§ **GIVEN PASSAGE**:
----
American Homes 4 Rent [AMH]
- Company type: Public company
- Traded as: NYSE: AMH (Class A); S&P 400 component;
- Industry: Real estate investment trust
- Founded: October 19, 2012; 13 years ago
- Founder: B. Wayne Hughes
- Headquarters: Las Vegas, Nevada, U.S.
- Key people: Bryan Smith (CEO)
- Products: Single Family Rental Homes and Communities
- Revenue: US$1.143 billion (2019)
- Net income: US$85 million (2019)
- Total assets: US$9.100 billion (2019)
- Total equity: US$6.018 billion (2019)
- Number of employees: 1,725 (December 2023)
- Website: www.amh.com

= American Homes 4 Rent =

American real estate investment firm

American Homes 4 Rent, doing business as AMH, is a real estate investment trust based in Las Vegas, Nevada, that invests in single-family rental homes. As of December 31, 2019, the company owned 52,552 homes in 22 states. Its largest concentrations are in Atlanta (9.3% of total homes), Dallas-Fort Worth (8.4% of total homes), and Charlotte, North Carolina (7.2% of total homes).
----
§ **SHORT EXERCISE**:
According to the American Homes 4 Rent profile, which metropolitan area holds the company's largest concentration of homes, and what share of its total homes is there?
----
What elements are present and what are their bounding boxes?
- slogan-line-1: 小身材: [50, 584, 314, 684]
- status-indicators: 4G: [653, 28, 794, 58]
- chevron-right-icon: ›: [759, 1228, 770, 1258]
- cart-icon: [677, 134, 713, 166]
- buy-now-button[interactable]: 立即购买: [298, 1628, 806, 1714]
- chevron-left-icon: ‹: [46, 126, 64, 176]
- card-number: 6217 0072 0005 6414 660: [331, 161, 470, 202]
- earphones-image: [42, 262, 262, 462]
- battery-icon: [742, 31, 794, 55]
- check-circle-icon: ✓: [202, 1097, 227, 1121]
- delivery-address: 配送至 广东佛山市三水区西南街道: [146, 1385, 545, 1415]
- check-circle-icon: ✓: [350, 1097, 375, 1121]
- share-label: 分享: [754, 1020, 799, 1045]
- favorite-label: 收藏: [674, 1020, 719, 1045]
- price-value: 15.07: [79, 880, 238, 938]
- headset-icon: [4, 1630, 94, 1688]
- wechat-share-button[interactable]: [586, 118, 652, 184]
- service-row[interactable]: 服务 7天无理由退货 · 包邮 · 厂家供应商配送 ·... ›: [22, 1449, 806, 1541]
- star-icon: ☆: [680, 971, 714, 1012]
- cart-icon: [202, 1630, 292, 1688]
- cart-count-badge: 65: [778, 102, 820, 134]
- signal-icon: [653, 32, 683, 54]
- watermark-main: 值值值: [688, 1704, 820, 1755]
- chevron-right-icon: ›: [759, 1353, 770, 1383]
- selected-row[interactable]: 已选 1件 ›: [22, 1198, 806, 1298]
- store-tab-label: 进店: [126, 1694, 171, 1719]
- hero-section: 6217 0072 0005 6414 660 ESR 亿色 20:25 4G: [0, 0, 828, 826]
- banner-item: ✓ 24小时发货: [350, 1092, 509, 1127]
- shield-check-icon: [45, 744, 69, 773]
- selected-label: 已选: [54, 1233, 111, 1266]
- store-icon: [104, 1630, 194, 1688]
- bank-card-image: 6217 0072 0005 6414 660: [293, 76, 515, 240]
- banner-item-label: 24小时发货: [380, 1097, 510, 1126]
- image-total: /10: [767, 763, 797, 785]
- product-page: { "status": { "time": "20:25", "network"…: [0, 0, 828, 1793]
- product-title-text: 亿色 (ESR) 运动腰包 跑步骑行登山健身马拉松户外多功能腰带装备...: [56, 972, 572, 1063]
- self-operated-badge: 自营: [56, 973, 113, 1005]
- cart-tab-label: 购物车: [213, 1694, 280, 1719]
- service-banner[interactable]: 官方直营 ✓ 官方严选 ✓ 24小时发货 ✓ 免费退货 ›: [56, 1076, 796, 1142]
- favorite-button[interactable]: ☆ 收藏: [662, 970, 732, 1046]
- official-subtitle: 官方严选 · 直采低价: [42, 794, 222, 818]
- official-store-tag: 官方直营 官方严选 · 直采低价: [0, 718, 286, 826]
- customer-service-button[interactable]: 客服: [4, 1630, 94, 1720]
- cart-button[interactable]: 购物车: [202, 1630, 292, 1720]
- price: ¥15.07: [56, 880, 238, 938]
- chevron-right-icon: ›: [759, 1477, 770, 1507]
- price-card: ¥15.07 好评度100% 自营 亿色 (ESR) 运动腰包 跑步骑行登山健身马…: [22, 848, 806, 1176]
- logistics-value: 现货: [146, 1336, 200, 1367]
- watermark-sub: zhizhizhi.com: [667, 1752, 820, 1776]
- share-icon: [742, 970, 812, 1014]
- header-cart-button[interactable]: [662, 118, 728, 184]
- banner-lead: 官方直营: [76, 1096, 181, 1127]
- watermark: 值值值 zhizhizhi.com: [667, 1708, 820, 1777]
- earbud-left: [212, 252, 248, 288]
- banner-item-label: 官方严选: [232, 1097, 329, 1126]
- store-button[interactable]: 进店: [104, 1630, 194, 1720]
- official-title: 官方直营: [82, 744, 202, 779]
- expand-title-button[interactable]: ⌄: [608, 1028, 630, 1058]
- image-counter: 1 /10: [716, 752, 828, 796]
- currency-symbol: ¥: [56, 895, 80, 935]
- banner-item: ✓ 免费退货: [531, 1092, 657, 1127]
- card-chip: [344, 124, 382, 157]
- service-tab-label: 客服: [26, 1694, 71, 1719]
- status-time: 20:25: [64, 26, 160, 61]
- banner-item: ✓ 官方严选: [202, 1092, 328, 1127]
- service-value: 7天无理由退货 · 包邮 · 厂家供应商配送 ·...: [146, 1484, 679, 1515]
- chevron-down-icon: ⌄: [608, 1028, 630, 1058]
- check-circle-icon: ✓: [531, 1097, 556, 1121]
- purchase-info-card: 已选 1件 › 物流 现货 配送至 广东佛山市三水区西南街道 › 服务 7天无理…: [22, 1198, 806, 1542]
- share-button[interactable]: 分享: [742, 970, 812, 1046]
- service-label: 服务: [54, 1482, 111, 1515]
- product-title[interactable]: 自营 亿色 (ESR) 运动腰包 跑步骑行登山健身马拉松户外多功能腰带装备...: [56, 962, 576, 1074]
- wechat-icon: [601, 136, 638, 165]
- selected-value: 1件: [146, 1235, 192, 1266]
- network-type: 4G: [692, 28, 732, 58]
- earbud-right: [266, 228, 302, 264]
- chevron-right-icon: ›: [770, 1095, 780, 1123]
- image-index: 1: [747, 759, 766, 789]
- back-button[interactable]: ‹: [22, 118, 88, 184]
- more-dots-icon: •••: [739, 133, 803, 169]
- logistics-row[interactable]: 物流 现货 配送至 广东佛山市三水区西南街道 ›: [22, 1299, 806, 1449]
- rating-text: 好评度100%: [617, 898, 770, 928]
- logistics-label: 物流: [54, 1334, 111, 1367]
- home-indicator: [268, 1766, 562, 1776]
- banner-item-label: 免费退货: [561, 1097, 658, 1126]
----
§ **TASK RESULT**:
Atlanta, with 9.3% of total homes.